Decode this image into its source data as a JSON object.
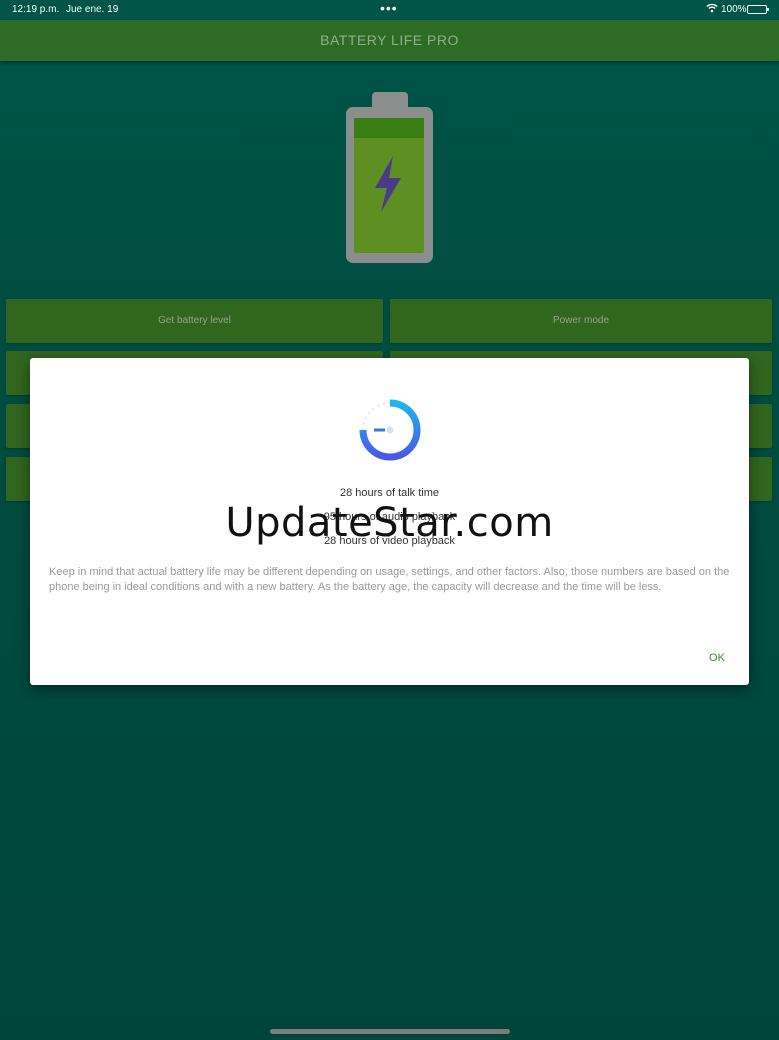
{
  "status_bar": {
    "time": "12:19 p.m.",
    "date": "Jue ene. 19",
    "dots": "•••",
    "battery_percent": "100%"
  },
  "app_bar": {
    "title": "BATTERY LIFE PRO"
  },
  "buttons": {
    "get_battery_level": "Get battery level",
    "power_mode": "Power mode"
  },
  "dialog": {
    "lines": [
      "28 hours of talk time",
      "95 hours of audio playback",
      "28 hours of video playback"
    ],
    "note": "Keep in mind that actual battery life may be different depending on usage, settings, and other factors. Also, those numbers are based on the phone being in ideal conditions and with a new battery. As the battery age, the capacity will decrease and the time will be less.",
    "ok_label": "OK"
  },
  "watermark": "UpdateStar.com",
  "icons": {
    "battery": "battery-charging-icon",
    "spinner": "loading-spinner-icon",
    "wifi": "wifi-icon"
  },
  "colors": {
    "background": "#004d40",
    "app_bar": "#2e6b24",
    "button": "#31661f",
    "ok_text": "#3a8d2c",
    "spinner_start": "#1eb6f0",
    "spinner_end": "#4a57e8"
  }
}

**WORK TO BE COMPLETED:**
Isolate the lines above that contain the word "playback" and copy them.

**REPLY:**
      "95 hours of audio playback",
      "28 hours of video playback"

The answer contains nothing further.